■ VORLIEGENDER TEXT ■
....................
Sedisvakanz

Gibt es wieder einen «deutschen» Papst?

Im Vatikan haben die Vorbereitungen für die Wahl eines neuen Papstes begonnen. Rund 150 Kardinäle aus aller Welt kamen am Montag im Kirchenstaat zusammen, wo sie eine Woche lang ein bis zwei sogenannte Generalkongregationen pro Tag abhalten werden.

Die Gespräche der Kirchenfürsten finden hinter verschlossenen Türen in der Synodenaula statt. Zu den Themen der Generalkongregationen dürften die jüngsten Missbrauch-Skandale gehören sowie die Vatileaks-Affäre um die Weitergabe interner Dokumente und ein dazugehöriger geheimer Bericht.

Der frühere Bischof des Bistums Basel, Kardinal Kurt Koch, trifft zum Vorbereitungsgespräch der Purpurträger im Vatikan ein.

Kardinal Kurt Koch im Vatikan, 2013

Der frühere Bischof des Bistums Basel, Kardinal Kurt Koch, trifft zum Vorbereitungsgespräch der Purpurträger im Vatikan ein.
....................
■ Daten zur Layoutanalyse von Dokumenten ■
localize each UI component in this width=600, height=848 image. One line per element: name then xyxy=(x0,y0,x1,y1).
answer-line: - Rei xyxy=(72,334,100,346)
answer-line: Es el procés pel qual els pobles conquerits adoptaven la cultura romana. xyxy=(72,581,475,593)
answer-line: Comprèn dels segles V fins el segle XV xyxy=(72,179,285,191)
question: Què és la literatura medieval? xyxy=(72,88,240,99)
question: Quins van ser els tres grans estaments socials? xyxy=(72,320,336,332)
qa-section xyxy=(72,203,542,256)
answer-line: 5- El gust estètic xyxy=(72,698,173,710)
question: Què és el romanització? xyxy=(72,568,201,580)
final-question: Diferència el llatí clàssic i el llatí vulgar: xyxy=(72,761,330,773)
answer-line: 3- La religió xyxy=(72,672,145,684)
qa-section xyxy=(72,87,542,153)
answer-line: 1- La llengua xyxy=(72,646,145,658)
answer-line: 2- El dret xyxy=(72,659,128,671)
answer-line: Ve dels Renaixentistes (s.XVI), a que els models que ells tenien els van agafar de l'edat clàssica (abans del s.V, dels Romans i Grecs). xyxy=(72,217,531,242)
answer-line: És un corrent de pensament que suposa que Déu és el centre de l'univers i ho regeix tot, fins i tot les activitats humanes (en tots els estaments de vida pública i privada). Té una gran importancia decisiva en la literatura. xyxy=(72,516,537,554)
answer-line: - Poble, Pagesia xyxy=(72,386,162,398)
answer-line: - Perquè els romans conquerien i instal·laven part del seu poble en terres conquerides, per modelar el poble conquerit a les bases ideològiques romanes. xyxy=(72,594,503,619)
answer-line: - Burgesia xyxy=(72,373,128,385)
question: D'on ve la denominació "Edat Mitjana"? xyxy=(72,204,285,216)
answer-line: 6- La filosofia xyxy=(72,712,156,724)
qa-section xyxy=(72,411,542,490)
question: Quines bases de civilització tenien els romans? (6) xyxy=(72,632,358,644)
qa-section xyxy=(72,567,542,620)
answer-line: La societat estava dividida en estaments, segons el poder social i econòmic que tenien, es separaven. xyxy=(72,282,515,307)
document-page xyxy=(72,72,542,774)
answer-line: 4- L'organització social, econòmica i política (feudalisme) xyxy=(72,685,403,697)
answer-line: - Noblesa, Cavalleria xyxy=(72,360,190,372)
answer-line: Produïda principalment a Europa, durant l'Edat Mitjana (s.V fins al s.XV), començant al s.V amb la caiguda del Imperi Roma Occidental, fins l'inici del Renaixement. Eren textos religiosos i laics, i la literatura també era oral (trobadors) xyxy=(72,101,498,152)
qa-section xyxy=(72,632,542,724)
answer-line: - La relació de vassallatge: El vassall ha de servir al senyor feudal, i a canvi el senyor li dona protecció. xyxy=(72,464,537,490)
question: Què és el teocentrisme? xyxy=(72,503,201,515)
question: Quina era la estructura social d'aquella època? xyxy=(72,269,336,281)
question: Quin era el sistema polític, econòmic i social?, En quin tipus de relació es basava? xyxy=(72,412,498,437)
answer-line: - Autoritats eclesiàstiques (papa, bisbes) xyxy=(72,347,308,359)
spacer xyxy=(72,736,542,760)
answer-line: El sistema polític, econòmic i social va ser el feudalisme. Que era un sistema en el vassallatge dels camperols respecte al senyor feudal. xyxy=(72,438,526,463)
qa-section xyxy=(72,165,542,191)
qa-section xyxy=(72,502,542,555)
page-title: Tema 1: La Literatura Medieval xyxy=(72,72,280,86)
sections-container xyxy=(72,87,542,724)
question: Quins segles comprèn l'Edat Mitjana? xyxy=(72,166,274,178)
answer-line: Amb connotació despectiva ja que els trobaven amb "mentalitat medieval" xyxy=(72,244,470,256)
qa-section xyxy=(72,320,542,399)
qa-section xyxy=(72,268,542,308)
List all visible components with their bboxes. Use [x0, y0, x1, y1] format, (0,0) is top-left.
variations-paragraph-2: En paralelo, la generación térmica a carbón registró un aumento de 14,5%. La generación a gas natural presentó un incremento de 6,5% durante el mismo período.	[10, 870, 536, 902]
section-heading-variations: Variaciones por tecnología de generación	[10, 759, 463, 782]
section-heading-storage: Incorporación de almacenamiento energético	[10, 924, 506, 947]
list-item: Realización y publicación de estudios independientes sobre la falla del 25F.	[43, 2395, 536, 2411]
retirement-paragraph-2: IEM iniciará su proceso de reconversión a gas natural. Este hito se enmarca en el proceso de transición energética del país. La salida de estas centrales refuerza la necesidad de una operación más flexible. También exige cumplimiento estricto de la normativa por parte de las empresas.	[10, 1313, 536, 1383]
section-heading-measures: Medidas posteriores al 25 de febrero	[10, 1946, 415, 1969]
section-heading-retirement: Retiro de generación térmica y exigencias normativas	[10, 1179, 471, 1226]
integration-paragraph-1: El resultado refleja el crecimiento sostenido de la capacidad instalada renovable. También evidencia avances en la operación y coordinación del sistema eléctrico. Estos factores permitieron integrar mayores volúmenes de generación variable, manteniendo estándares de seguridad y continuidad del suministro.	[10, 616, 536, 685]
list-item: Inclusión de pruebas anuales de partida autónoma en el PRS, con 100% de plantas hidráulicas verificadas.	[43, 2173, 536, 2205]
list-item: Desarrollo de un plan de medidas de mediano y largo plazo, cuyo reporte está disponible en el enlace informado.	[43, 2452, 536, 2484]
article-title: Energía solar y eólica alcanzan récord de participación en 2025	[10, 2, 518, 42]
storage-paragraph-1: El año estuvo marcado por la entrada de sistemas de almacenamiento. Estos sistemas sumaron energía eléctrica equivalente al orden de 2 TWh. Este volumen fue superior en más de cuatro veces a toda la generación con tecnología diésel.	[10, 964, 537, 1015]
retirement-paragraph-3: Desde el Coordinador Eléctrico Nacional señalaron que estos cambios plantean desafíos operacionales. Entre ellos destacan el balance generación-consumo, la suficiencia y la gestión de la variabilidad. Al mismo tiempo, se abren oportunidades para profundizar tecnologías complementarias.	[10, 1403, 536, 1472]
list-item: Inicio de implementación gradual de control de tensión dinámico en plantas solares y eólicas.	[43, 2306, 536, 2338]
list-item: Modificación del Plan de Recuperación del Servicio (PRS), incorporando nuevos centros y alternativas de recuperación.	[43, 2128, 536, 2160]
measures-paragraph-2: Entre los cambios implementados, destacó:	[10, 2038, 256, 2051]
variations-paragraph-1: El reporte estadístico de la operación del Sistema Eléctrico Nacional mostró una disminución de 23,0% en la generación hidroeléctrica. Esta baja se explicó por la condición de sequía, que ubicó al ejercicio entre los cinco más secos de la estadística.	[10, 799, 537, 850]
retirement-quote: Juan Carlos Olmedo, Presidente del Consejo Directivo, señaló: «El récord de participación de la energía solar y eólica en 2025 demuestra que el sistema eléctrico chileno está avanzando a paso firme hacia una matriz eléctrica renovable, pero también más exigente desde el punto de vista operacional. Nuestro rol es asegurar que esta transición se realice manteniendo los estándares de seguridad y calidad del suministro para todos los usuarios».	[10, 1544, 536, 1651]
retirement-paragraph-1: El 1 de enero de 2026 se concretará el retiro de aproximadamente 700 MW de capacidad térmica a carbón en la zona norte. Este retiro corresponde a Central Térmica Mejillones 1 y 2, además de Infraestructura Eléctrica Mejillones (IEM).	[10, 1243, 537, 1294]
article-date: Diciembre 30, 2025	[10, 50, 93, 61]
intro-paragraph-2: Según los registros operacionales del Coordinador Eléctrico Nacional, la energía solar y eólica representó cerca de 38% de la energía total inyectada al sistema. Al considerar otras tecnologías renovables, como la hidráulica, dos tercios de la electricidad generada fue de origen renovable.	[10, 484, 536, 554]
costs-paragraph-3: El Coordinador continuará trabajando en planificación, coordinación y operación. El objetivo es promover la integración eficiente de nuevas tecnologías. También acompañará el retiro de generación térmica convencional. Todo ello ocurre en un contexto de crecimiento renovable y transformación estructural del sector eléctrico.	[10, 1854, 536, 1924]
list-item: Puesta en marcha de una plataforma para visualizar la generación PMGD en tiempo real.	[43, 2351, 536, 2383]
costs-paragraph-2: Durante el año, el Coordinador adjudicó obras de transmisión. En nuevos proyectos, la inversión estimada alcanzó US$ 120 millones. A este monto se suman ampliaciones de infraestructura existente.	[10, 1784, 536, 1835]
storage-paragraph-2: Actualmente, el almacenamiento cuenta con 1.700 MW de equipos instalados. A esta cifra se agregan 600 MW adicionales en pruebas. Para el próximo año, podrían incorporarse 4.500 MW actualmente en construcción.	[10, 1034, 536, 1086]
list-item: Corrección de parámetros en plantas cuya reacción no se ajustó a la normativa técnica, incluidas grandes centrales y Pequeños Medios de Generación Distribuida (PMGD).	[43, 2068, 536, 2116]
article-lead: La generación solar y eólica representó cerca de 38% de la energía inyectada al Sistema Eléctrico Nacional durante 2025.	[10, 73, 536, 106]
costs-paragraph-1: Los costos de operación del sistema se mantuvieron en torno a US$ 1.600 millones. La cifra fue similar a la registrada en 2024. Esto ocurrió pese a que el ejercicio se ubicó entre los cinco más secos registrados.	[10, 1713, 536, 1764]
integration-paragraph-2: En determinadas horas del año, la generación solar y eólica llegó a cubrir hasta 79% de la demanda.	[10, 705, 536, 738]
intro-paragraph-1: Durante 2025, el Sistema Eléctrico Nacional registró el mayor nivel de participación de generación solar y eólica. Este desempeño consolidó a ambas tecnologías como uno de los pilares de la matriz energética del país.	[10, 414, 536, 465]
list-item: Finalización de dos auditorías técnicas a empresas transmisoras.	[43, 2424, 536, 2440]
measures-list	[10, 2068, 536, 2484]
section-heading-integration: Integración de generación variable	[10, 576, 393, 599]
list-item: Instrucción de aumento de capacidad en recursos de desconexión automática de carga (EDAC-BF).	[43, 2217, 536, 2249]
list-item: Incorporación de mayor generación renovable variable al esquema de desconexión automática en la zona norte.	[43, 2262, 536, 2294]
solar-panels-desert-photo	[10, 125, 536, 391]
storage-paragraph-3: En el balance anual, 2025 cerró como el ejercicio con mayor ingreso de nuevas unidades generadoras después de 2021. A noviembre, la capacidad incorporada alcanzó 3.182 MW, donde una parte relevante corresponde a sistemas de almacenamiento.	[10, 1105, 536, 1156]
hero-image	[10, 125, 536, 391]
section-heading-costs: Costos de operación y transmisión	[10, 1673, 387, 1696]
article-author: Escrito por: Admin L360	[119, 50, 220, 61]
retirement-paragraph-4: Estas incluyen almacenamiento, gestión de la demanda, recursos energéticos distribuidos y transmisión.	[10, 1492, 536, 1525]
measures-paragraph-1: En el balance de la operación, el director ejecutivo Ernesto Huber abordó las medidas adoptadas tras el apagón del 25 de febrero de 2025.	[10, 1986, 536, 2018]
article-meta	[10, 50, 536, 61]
....................
■ FRAGEN ZUM MATERIAL ■
1) Was sagt der Text zur Sedisvakanz dazu?
(a) Wie viele Kardinäle kamen am Montag im Kirchenstaat zusammen?
(b) In welchem Raum finden die Gespräche der Kirchenfürsten statt?
(c) Welchem Bistum stand Kardinal Kurt Koch früher als Bischof vor?
2) Entnehmen Sie dem Text zur Sedisvakanz wortgetreu die Passage von „Die Gespräche der“ bis einschließlich „dazugehöriger geheimer Bericht.“.
Die Datensätze werden hierfür nicht gebraucht.

■ LÖSUNGEN ■
1)
(a) Rund 150 Kardinäle.
(b) In der Synodenaula.
(c) Dem Bistum Basel.

2)
Die Gespräche der Kirchenfürsten finden hinter verschlossenen Türen in der Synodenaula statt. Zu den Themen der Generalkongregationen dürften die jüngsten Missbrauch-Skandale gehören sowie die Vatileaks-Affäre um die Weitergabe interner Dokumente und ein dazugehöriger geheimer Bericht.